REQUIREMENT A
According to the blog post on cosmic-ray climate claims, what kind of forest did Dengel et al. study for tree growth?

SELECTED PASSAGE

::::

Wednesday, October 28, 2009

Punching bag



Unnoticed in the recent pile-ons, our friends from outer space have been taking it in the chin. Rasmus @ Real Climate wondered how an idea can be knocked down so often and still get off the mat.

Things Break has posts about two (one, two) new papers that falsify two of the most repeated claims of the guys from interstellar space.

Overholt et al. examine the evidence in a paper entitled Testing the link between terrestrial climate change and galactic spiral arm transit and surprise surprise, find it wanting
and another titled

Atmospheric data over a solar cycle: no connection between galactic cosmic rays and new particle formation
which says it all.

And over at delayed oscillator, we have a new participant, transient eddy who looks at a new claim by Dengel, et al, who find a correlation between galactic cosmic rays and tree growth in a Scottish grove. Eddy, finds it wanting on statistical and methodological grounds, in particular because Dengel and friends studied from a young managed forest, where the trees were pampered and not stressed. Not the sort of place you would expect to find a strong climate signal.

In following the link to Atmospheric Chemistry and Physics Discussions, one of the open review journals, Eli happened to find another:

Results from the CERN pilot CLOUD experiment by J. Duplissy and a lot of alls including the Svensmarks.

If Eli were paying taxes in the EU he would be throwing tea bags at the entrance to CERN. The paper describes some test runs from like 2006, which according to the paper show that

a) The designers of the experiment were not very aware of wall effects and
b) The aims of the experiments were not thought out as in, at the end of the day what was going to be proved

Although in the introduction very positive, the referee's comments make it clear why wall effects are important and that could be a show stopper.
To paraphrase, the experiment is designed to study how aerosols can form around ions created by cosmic rays which then grow to cloud condensation nucleii size (larger aerosols) over periods of hours, if not days. To do that, they have to have excellent control of the loss of ions, aerosols and the CCNs on the surface of the chamber.

Wall loss is an obsession in reactive chemical kinetics and is usually dealt with by coating the walls with various substances. For free radical kinetics, phosphoric acid (an early favorite), lots of strange kinds of waxes, teflon and secret sauce (Eli kids you not, he knows one aerosol guy who swears by anodized aluminum about the roughest surface you could think of on the micro/nano scale). It's not clear that any of these would work for CLOUD, because of the long design times for holding the aerosols in the chamber which means that wall loss has to be minimized so most of the aerosols are unaffected and remain long enough to be able to measure slow growth.

::::

TASK INPUTS
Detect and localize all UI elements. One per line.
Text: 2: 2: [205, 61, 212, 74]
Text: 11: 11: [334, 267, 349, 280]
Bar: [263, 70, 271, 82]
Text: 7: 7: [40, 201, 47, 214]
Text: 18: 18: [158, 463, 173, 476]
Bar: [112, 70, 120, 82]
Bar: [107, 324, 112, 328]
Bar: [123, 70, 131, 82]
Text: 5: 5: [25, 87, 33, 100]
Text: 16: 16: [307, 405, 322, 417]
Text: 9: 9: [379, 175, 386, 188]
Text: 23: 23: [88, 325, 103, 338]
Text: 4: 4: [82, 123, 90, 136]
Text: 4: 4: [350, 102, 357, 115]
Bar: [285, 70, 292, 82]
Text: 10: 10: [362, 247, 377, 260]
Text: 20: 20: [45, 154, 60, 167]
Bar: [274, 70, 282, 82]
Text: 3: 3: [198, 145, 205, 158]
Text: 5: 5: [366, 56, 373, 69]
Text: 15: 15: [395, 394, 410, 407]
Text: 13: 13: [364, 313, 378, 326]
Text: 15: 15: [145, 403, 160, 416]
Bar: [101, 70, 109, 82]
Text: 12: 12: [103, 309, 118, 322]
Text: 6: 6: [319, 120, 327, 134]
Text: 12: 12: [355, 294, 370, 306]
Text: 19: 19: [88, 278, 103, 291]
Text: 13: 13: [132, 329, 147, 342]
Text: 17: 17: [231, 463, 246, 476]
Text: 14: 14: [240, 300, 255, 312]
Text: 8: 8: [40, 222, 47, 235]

::::

REQUIREMENT B
Give the records as a JSON list of strings, one per line and skipping blank lines, from the first line of the records up to and including the line with "Text: 4: 4: [350, 102, 357, 115]".

TASK SOLUTION A
A young managed forest in a Scottish grove.

TASK SOLUTION B
[
  "Detect and localize all UI elements. One per line.",
  "Text: 2: 2: [205, 61, 212, 74]",
  "Text: 11: 11: [334, 267, 349, 280]",
  "Bar: [263, 70, 271, 82]",
  "Text: 7: 7: [40, 201, 47, 214]",
  "Text: 18: 18: [158, 463, 173, 476]",
  "Bar: [112, 70, 120, 82]",
  "Bar: [107, 324, 112, 328]",
  "Bar: [123, 70, 131, 82]",
  "Text: 5: 5: [25, 87, 33, 100]",
  "Text: 16: 16: [307, 405, 322, 417]",
  "Text: 9: 9: [379, 175, 386, 188]",
  "Text: 23: 23: [88, 325, 103, 338]",
  "Text: 4: 4: [82, 123, 90, 136]",
  "Text: 4: 4: [350, 102, 357, 115]"
]